WORK TO DO:
Repeat the data that follows, word for word, without the images.
>> begin
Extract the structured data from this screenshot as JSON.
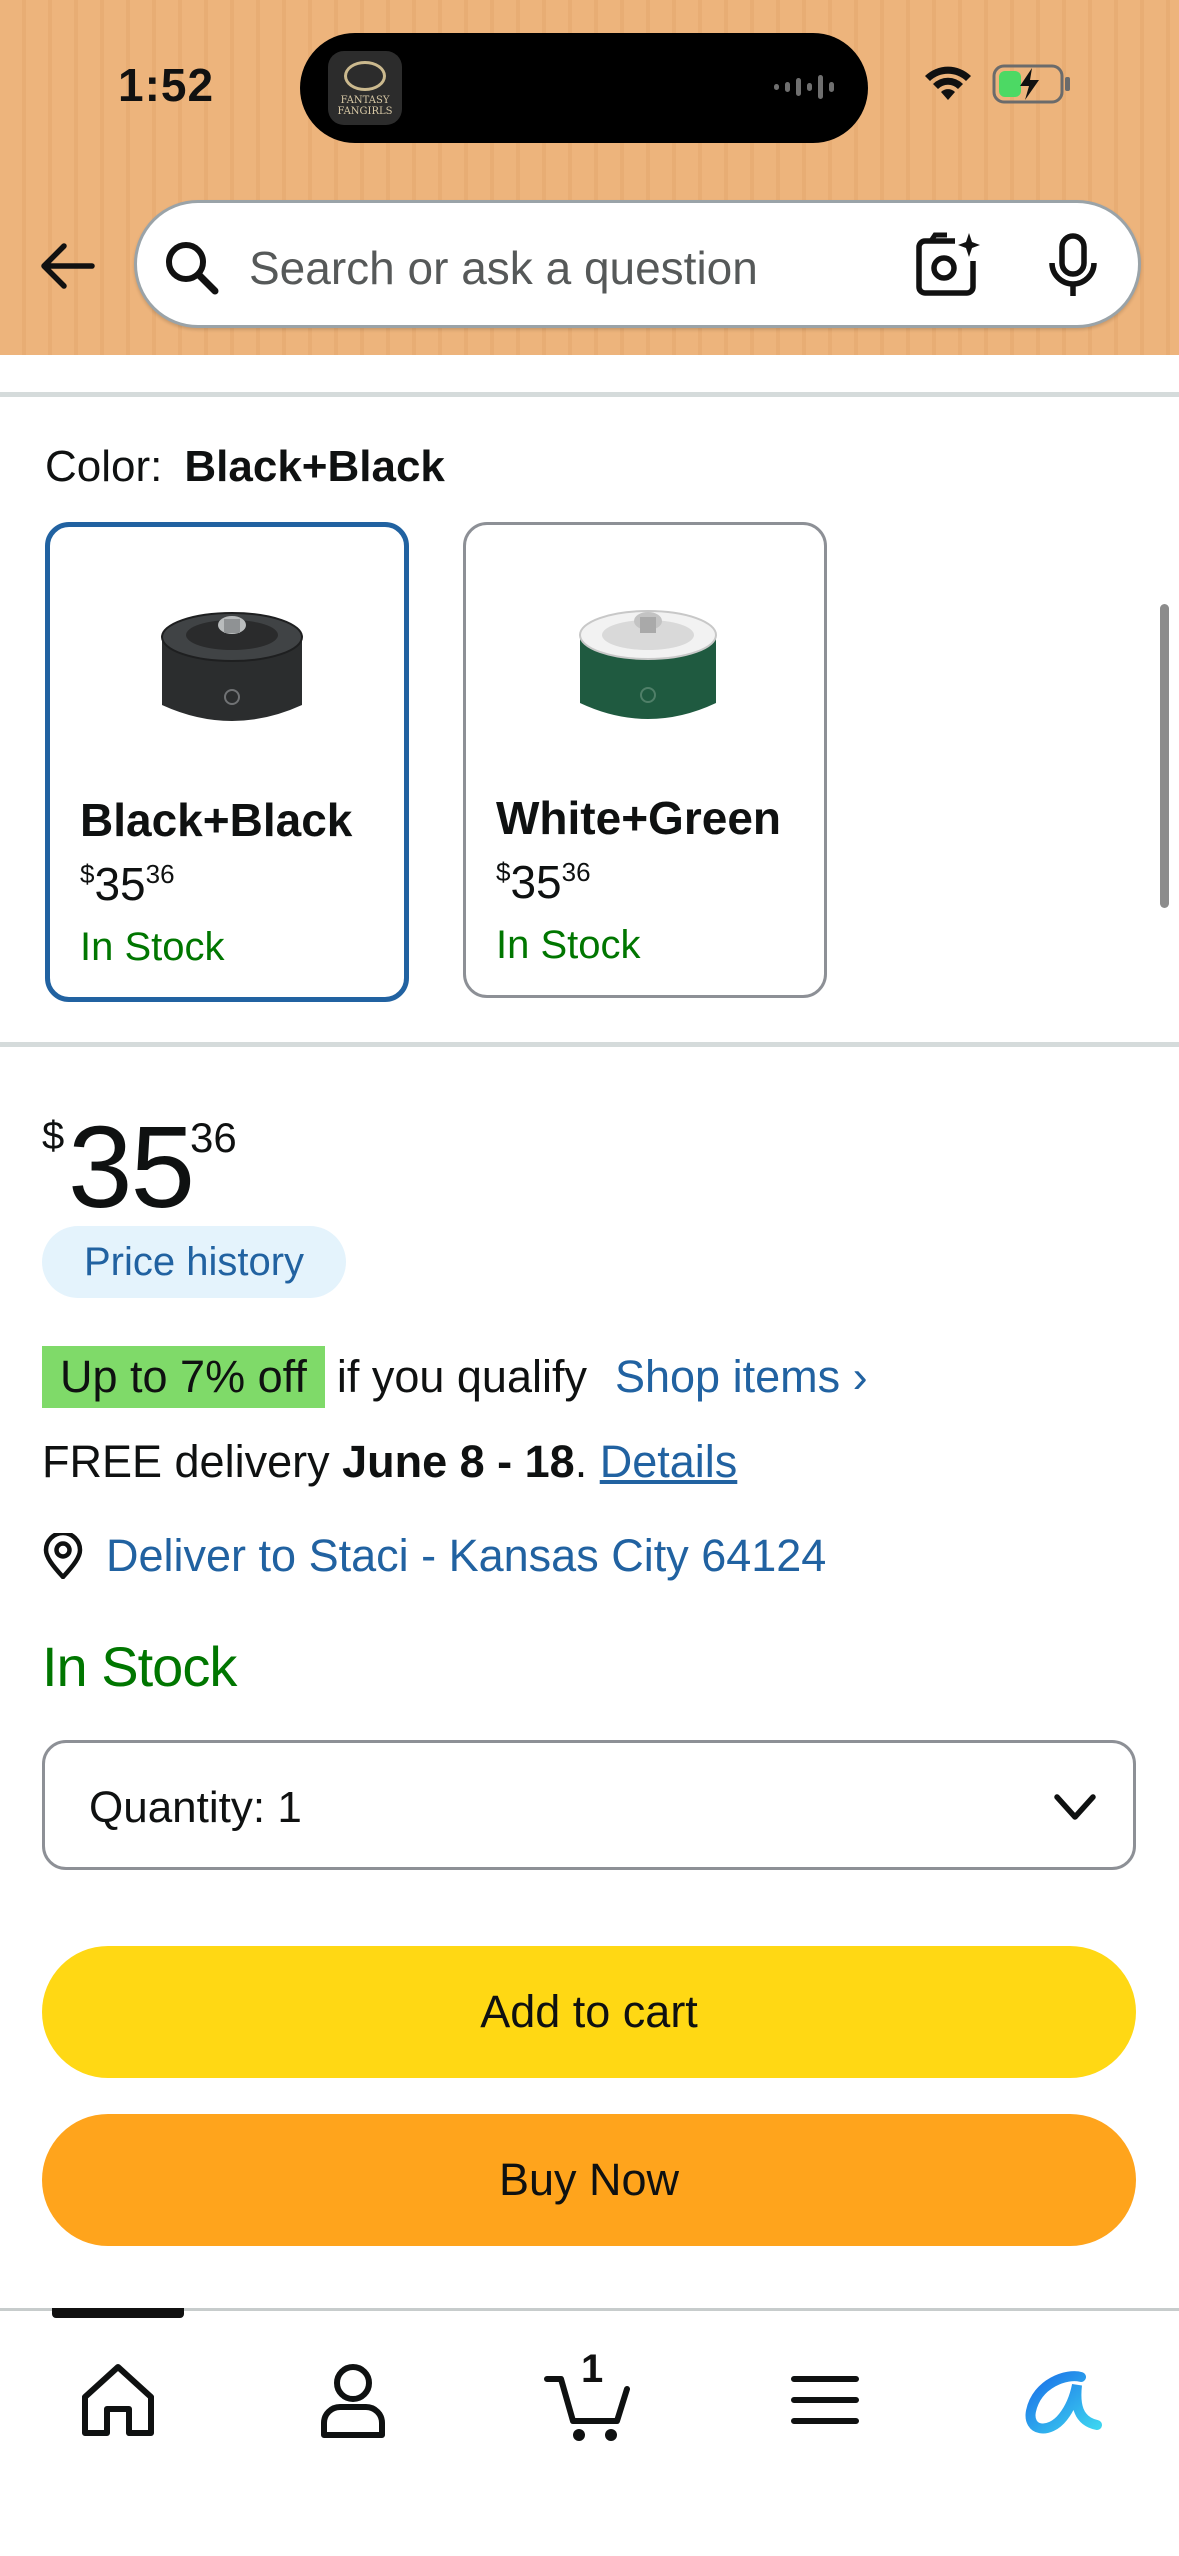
{
  "status_bar": {
    "time": "1:52",
    "island_app_name": "FANTASY FANGIRLS",
    "wifi_icon": "wifi-icon",
    "battery_icon": "battery-charging-icon",
    "battery_color": "#4cd964"
  },
  "header": {
    "background_color": "#edb47c",
    "back_icon": "back-arrow-icon",
    "search": {
      "placeholder": "Search or ask a question",
      "search_icon": "search-icon",
      "camera_icon": "camera-lens-icon",
      "mic_icon": "microphone-icon"
    }
  },
  "color_selector": {
    "label": "Color:",
    "selected_value": "Black+Black",
    "options": [
      {
        "name": "Black+Black",
        "price_whole": "35",
        "price_fraction": "36",
        "currency": "$",
        "stock": "In Stock",
        "selected": true,
        "body_color": "#2b2d2e",
        "lid_color": "#3a3c3d"
      },
      {
        "name": "White+Green",
        "price_whole": "35",
        "price_fraction": "36",
        "currency": "$",
        "stock": "In Stock",
        "selected": false,
        "body_color": "#1f5a40",
        "lid_color": "#eeeeee"
      }
    ]
  },
  "price": {
    "currency": "$",
    "whole": "35",
    "fraction": "36",
    "history_label": "Price history"
  },
  "deal": {
    "badge": "Up to 7% off",
    "text": "if you qualify",
    "link": "Shop items ›"
  },
  "delivery": {
    "prefix": "FREE delivery ",
    "dates": "June 8 - 18",
    "suffix": ". ",
    "details_link": "Details"
  },
  "deliver_to": {
    "icon": "location-pin-icon",
    "text": "Deliver to Staci - Kansas City 64124"
  },
  "stock_status": "In Stock",
  "quantity": {
    "label": "Quantity:",
    "value": "1"
  },
  "buttons": {
    "add_to_cart": "Add to cart",
    "buy_now": "Buy Now"
  },
  "bottom_nav": {
    "items": [
      {
        "icon": "home-icon",
        "active": true
      },
      {
        "icon": "account-icon",
        "active": false
      },
      {
        "icon": "cart-icon",
        "active": false,
        "count": "1"
      },
      {
        "icon": "menu-icon",
        "active": false
      },
      {
        "icon": "rufus-assistant-icon",
        "active": false
      }
    ]
  },
  "colors": {
    "link": "#2162a1",
    "in_stock": "#007600",
    "add_to_cart": "#ffd814",
    "buy_now": "#ffa41c",
    "deal_badge": "#7fda69",
    "selected_border": "#2162a1"
  }
}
>> end
OUTPUT:
Extract the structured data from this screenshot as JSON.
{
  "status_bar": {
    "time": "1:52",
    "island_app_name": "FANTASY FANGIRLS",
    "wifi_icon": "wifi-icon",
    "battery_icon": "battery-charging-icon",
    "battery_color": "#4cd964"
  },
  "header": {
    "background_color": "#edb47c",
    "back_icon": "back-arrow-icon",
    "search": {
      "placeholder": "Search or ask a question",
      "search_icon": "search-icon",
      "camera_icon": "camera-lens-icon",
      "mic_icon": "microphone-icon"
    }
  },
  "color_selector": {
    "label": "Color:",
    "selected_value": "Black+Black",
    "options": [
      {
        "name": "Black+Black",
        "price_whole": "35",
        "price_fraction": "36",
        "currency": "$",
        "stock": "In Stock",
        "selected": true,
        "body_color": "#2b2d2e",
        "lid_color": "#3a3c3d"
      },
      {
        "name": "White+Green",
        "price_whole": "35",
        "price_fraction": "36",
        "currency": "$",
        "stock": "In Stock",
        "selected": false,
        "body_color": "#1f5a40",
        "lid_color": "#eeeeee"
      }
    ]
  },
  "price": {
    "currency": "$",
    "whole": "35",
    "fraction": "36",
    "history_label": "Price history"
  },
  "deal": {
    "badge": "Up to 7% off",
    "text": "if you qualify",
    "link": "Shop items ›"
  },
  "delivery": {
    "prefix": "FREE delivery ",
    "dates": "June 8 - 18",
    "suffix": ". ",
    "details_link": "Details"
  },
  "deliver_to": {
    "icon": "location-pin-icon",
    "text": "Deliver to Staci - Kansas City 64124"
  },
  "stock_status": "In Stock",
  "quantity": {
    "label": "Quantity:",
    "value": "1"
  },
  "buttons": {
    "add_to_cart": "Add to cart",
    "buy_now": "Buy Now"
  },
  "bottom_nav": {
    "items": [
      {
        "icon": "home-icon",
        "active": true
      },
      {
        "icon": "account-icon",
        "active": false
      },
      {
        "icon": "cart-icon",
        "active": false,
        "count": "1"
      },
      {
        "icon": "menu-icon",
        "active": false
      },
      {
        "icon": "rufus-assistant-icon",
        "active": false
      }
    ]
  },
  "colors": {
    "link": "#2162a1",
    "in_stock": "#007600",
    "add_to_cart": "#ffd814",
    "buy_now": "#ffa41c",
    "deal_badge": "#7fda69",
    "selected_border": "#2162a1"
  }
}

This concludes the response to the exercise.